Copy everything in the listing below word for word, apart from any images.
* Begin GIVEN ENTRIES *
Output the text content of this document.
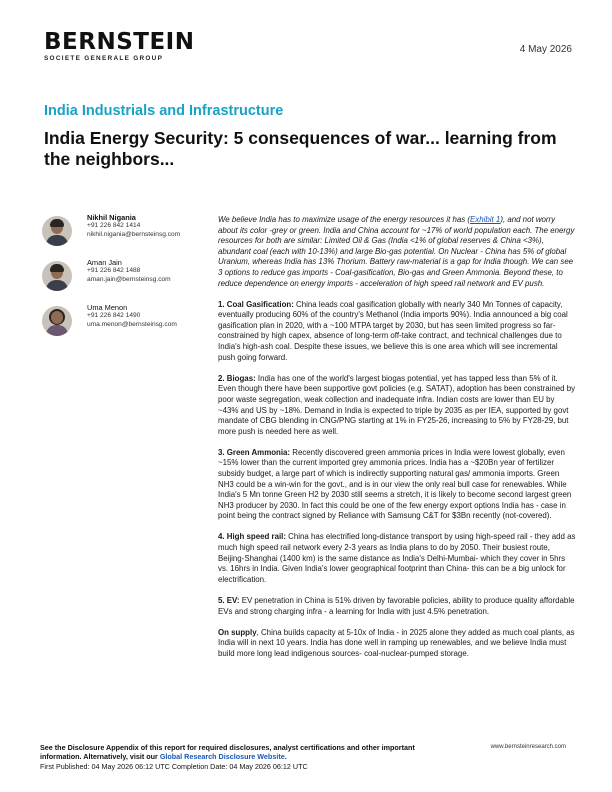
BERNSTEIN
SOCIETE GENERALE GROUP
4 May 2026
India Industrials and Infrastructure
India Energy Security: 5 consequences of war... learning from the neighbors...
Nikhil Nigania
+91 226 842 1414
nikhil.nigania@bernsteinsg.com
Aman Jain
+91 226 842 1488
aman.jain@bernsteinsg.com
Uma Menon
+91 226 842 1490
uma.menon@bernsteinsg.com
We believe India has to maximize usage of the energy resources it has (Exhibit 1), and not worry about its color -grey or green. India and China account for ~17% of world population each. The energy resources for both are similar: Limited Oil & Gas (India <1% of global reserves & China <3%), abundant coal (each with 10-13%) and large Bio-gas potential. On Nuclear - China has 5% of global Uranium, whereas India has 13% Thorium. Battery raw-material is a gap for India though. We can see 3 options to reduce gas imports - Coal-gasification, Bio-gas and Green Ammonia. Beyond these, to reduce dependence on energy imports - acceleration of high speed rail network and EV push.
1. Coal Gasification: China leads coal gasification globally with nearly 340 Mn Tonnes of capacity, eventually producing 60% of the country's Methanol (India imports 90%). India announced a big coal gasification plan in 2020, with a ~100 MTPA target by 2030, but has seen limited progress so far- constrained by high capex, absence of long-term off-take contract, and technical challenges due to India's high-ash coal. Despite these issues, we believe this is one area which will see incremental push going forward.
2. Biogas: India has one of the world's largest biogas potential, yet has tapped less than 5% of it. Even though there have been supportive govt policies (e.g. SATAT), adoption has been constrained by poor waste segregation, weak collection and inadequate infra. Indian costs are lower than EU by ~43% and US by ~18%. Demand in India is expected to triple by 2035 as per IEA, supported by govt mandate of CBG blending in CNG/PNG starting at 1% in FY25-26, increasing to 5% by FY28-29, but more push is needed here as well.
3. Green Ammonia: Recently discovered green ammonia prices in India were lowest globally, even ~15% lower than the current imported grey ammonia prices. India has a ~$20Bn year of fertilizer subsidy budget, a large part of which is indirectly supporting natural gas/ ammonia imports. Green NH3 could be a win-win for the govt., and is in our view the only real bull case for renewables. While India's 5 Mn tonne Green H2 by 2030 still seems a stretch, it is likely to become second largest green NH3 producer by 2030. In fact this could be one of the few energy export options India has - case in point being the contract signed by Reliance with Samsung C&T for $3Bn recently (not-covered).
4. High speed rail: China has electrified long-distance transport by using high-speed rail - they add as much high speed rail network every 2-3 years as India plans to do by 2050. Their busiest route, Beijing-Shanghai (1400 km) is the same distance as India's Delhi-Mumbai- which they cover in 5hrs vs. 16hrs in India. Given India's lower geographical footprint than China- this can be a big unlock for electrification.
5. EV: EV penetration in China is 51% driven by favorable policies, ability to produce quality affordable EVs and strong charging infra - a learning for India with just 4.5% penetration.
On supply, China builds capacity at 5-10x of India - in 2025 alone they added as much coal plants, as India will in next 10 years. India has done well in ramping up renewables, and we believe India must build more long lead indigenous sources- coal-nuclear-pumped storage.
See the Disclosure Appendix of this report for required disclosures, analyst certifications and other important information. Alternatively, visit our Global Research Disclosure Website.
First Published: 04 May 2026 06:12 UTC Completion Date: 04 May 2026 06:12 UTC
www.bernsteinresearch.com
* End GIVEN ENTRIES *
**OUTPUT FOR THIS EXERCISE:**
Output the text content of this document.
BERNSTEIN
SOCIETE GENERALE GROUP
4 May 2026
India Industrials and Infrastructure
India Energy Security: 5 consequences of war... learning from the neighbors...
Nikhil Nigania
+91 226 842 1414
nikhil.nigania@bernsteinsg.com
Aman Jain
+91 226 842 1488
aman.jain@bernsteinsg.com
Uma Menon
+91 226 842 1490
uma.menon@bernsteinsg.com
We believe India has to maximize usage of the energy resources it has (Exhibit 1), and not worry about its color -grey or green. India and China account for ~17% of world population each. The energy resources for both are similar: Limited Oil & Gas (India <1% of global reserves & China <3%), abundant coal (each with 10-13%) and large Bio-gas potential. On Nuclear - China has 5% of global Uranium, whereas India has 13% Thorium. Battery raw-material is a gap for India though. We can see 3 options to reduce gas imports - Coal-gasification, Bio-gas and Green Ammonia. Beyond these, to reduce dependence on energy imports - acceleration of high speed rail network and EV push.
1. Coal Gasification: China leads coal gasification globally with nearly 340 Mn Tonnes of capacity, eventually producing 60% of the country's Methanol (India imports 90%). India announced a big coal gasification plan in 2020, with a ~100 MTPA target by 2030, but has seen limited progress so far- constrained by high capex, absence of long-term off-take contract, and technical challenges due to India's high-ash coal. Despite these issues, we believe this is one area which will see incremental push going forward.
2. Biogas: India has one of the world's largest biogas potential, yet has tapped less than 5% of it. Even though there have been supportive govt policies (e.g. SATAT), adoption has been constrained by poor waste segregation, weak collection and inadequate infra. Indian costs are lower than EU by ~43% and US by ~18%. Demand in India is expected to triple by 2035 as per IEA, supported by govt mandate of CBG blending in CNG/PNG starting at 1% in FY25-26, increasing to 5% by FY28-29, but more push is needed here as well.
3. Green Ammonia: Recently discovered green ammonia prices in India were lowest globally, even ~15% lower than the current imported grey ammonia prices. India has a ~$20Bn year of fertilizer subsidy budget, a large part of which is indirectly supporting natural gas/ ammonia imports. Green NH3 could be a win-win for the govt., and is in our view the only real bull case for renewables. While India's 5 Mn tonne Green H2 by 2030 still seems a stretch, it is likely to become second largest green NH3 producer by 2030. In fact this could be one of the few energy export options India has - case in point being the contract signed by Reliance with Samsung C&T for $3Bn recently (not-covered).
4. High speed rail: China has electrified long-distance transport by using high-speed rail - they add as much high speed rail network every 2-3 years as India plans to do by 2050. Their busiest route, Beijing-Shanghai (1400 km) is the same distance as India's Delhi-Mumbai- which they cover in 5hrs vs. 16hrs in India. Given India's lower geographical footprint than China- this can be a big unlock for electrification.
5. EV: EV penetration in China is 51% driven by favorable policies, ability to produce quality affordable EVs and strong charging infra - a learning for India with just 4.5% penetration.
On supply, China builds capacity at 5-10x of India - in 2025 alone they added as much coal plants, as India will in next 10 years. India has done well in ramping up renewables, and we believe India must build more long lead indigenous sources- coal-nuclear-pumped storage.
See the Disclosure Appendix of this report for required disclosures, analyst certifications and other important information. Alternatively, visit our Global Research Disclosure Website.
First Published: 04 May 2026 06:12 UTC Completion Date: 04 May 2026 06:12 UTC
www.bernsteinresearch.com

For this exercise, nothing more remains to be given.